# Records to use

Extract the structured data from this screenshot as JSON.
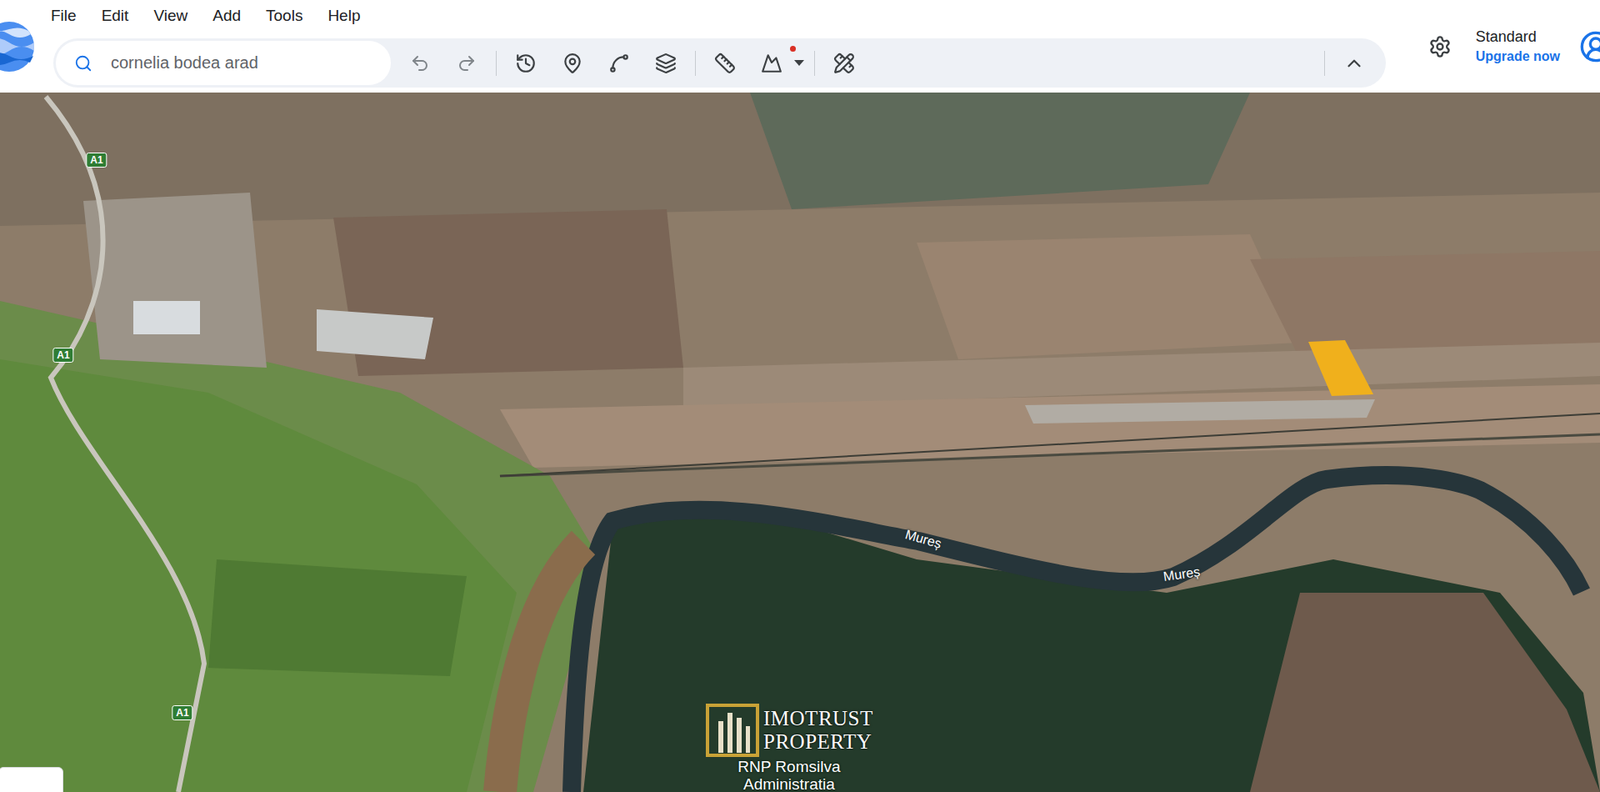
{
  "window": {
    "title": "Google Earth"
  },
  "menu": [
    "File",
    "Edit",
    "View",
    "Add",
    "Tools",
    "Help"
  ],
  "search": {
    "value": "cornelia bodea arad"
  },
  "toolbar": {
    "terrain_notification": true
  },
  "account": {
    "plan": "Standard",
    "upgrade": "Upgrade now"
  },
  "map": {
    "labels": [
      {
        "text": "A1",
        "kind": "shield"
      },
      {
        "text": "A1",
        "kind": "shield"
      },
      {
        "text": "A1",
        "kind": "shield"
      },
      {
        "text": "Mureș",
        "kind": "river"
      },
      {
        "text": "Mureș",
        "kind": "river"
      }
    ],
    "logo": {
      "name": "IMOTRUST",
      "tagline": "PROPERTY"
    },
    "places": [
      "RNP Romsilva",
      "Administratia"
    ],
    "highlight": {
      "color": "#f0b01c"
    }
  }
}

# Challenge
Pictures are not part of the copy; reproduce everything else in the records exactly.

# Task solution
Extract the structured data from this screenshot as JSON.
{
  "window": {
    "title": "Google Earth"
  },
  "menu": [
    "File",
    "Edit",
    "View",
    "Add",
    "Tools",
    "Help"
  ],
  "search": {
    "value": "cornelia bodea arad"
  },
  "toolbar": {
    "terrain_notification": true
  },
  "account": {
    "plan": "Standard",
    "upgrade": "Upgrade now"
  },
  "map": {
    "labels": [
      {
        "text": "A1",
        "kind": "shield"
      },
      {
        "text": "A1",
        "kind": "shield"
      },
      {
        "text": "A1",
        "kind": "shield"
      },
      {
        "text": "Mureș",
        "kind": "river"
      },
      {
        "text": "Mureș",
        "kind": "river"
      }
    ],
    "logo": {
      "name": "IMOTRUST",
      "tagline": "PROPERTY"
    },
    "places": [
      "RNP Romsilva",
      "Administratia"
    ],
    "highlight": {
      "color": "#f0b01c"
    }
  }
}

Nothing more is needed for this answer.